Problem statement =>
Print the entries in full, word for word, but not the pictures.

━━━

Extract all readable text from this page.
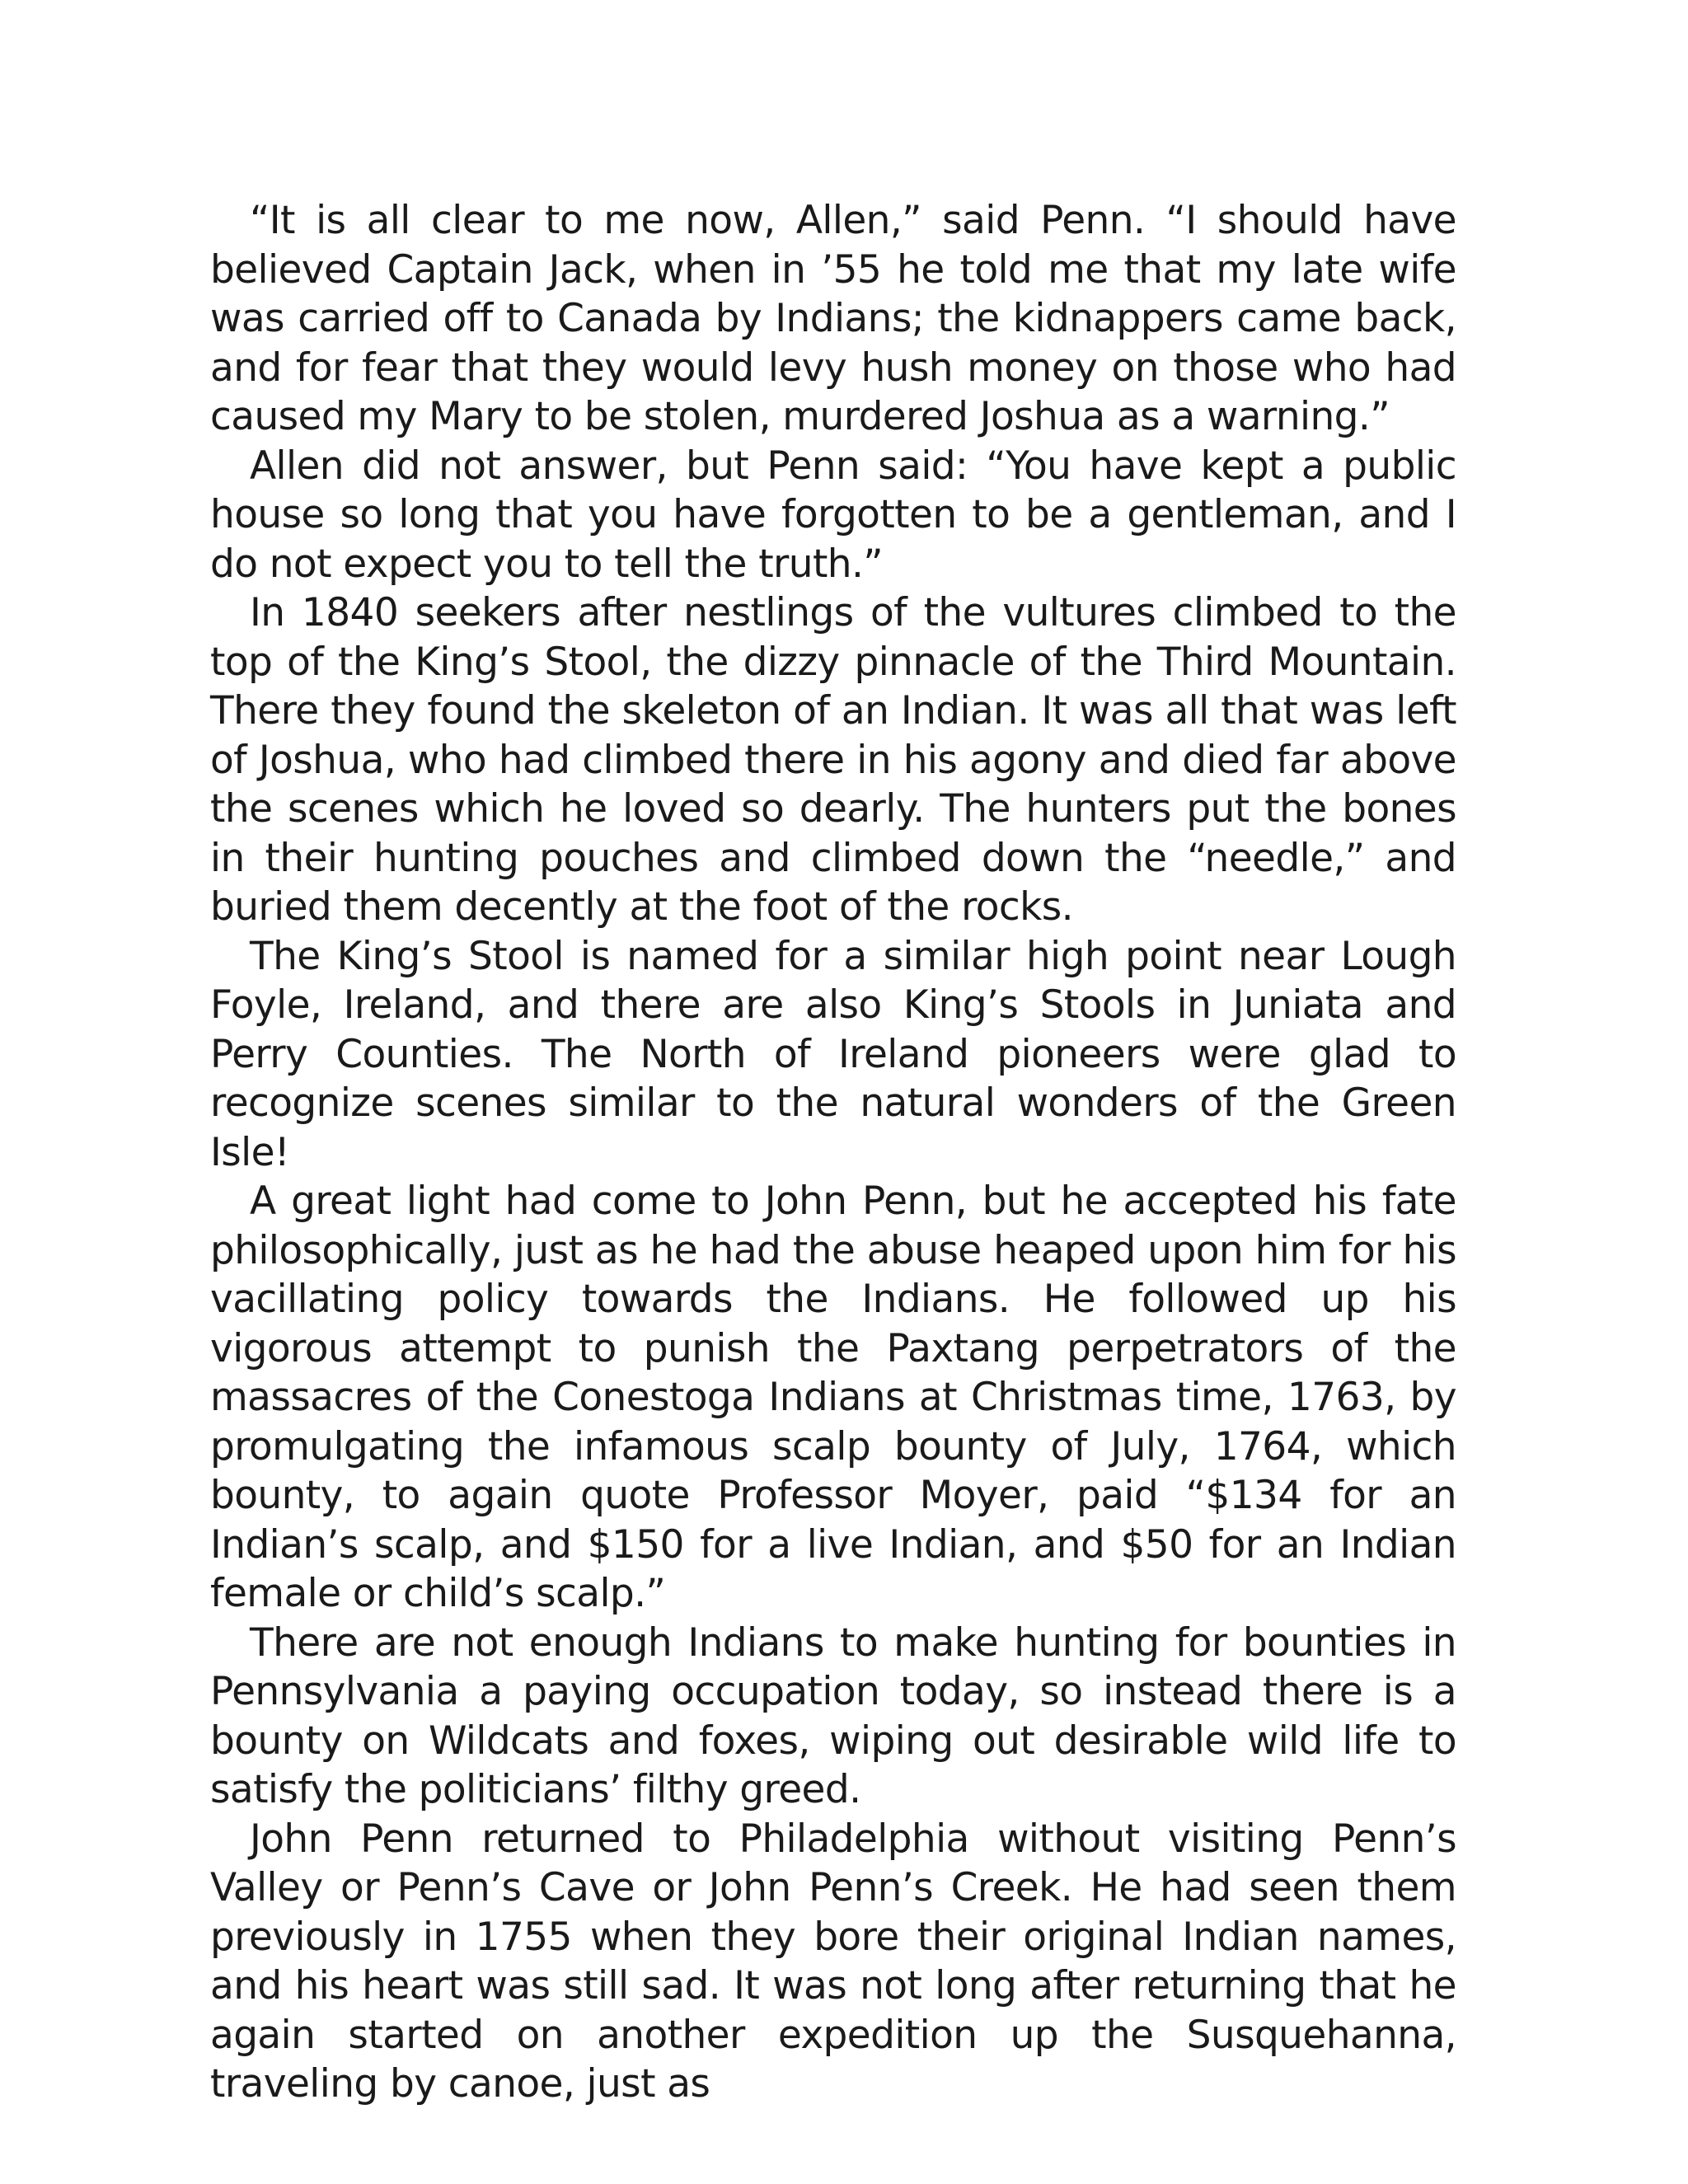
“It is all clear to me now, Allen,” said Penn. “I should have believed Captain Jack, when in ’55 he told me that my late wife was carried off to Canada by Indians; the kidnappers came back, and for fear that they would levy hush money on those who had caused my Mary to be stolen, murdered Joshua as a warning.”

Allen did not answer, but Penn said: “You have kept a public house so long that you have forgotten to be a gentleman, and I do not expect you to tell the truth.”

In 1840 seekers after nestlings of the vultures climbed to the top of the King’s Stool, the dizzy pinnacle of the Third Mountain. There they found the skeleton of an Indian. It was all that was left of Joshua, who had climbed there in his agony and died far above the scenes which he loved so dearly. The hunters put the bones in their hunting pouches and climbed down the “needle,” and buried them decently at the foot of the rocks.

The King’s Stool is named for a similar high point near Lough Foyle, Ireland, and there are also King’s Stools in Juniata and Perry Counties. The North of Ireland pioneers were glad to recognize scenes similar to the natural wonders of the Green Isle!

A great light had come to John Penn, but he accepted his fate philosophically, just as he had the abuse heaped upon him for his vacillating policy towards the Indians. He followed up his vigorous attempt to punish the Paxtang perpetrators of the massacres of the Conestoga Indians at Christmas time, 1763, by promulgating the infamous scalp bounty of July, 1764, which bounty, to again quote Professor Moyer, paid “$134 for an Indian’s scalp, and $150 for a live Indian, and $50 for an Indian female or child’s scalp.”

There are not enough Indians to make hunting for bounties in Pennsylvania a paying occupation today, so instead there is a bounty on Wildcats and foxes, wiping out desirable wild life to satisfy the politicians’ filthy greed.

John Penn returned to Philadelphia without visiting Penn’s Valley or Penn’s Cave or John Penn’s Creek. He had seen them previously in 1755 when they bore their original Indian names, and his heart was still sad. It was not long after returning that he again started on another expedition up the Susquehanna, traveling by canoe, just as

━━━

Result =>
Extract all readable text from this page.
“It is all clear to me now, Allen,” said Penn. “I should have believed Captain Jack, when in ’55 he told me that my late wife was carried off to Canada by Indians; the kidnappers came back, and for fear that they would levy hush money on those who had caused my Mary to be stolen, murdered Joshua as a warning.”

Allen did not answer, but Penn said: “You have kept a public house so long that you have forgotten to be a gentleman, and I do not expect you to tell the truth.”

In 1840 seekers after nestlings of the vultures climbed to the top of the King’s Stool, the dizzy pinnacle of the Third Mountain. There they found the skeleton of an Indian. It was all that was left of Joshua, who had climbed there in his agony and died far above the scenes which he loved so dearly. The hunters put the bones in their hunting pouches and climbed down the “needle,” and buried them decently at the foot of the rocks.

The King’s Stool is named for a similar high point near Lough Foyle, Ireland, and there are also King’s Stools in Juniata and Perry Counties. The North of Ireland pioneers were glad to recognize scenes similar to the natural wonders of the Green Isle!

A great light had come to John Penn, but he accepted his fate philosophically, just as he had the abuse heaped upon him for his vacillating policy towards the Indians. He followed up his vigorous attempt to punish the Paxtang perpetrators of the massacres of the Conestoga Indians at Christmas time, 1763, by promulgating the infamous scalp bounty of July, 1764, which bounty, to again quote Professor Moyer, paid “$134 for an Indian’s scalp, and $150 for a live Indian, and $50 for an Indian female or child’s scalp.”

There are not enough Indians to make hunting for bounties in Pennsylvania a paying occupation today, so instead there is a bounty on Wildcats and foxes, wiping out desirable wild life to satisfy the politicians’ filthy greed.

John Penn returned to Philadelphia without visiting Penn’s Valley or Penn’s Cave or John Penn’s Creek. He had seen them previously in 1755 when they bore their original Indian names, and his heart was still sad. It was not long after returning that he again started on another expedition up the Susquehanna, traveling by canoe, just as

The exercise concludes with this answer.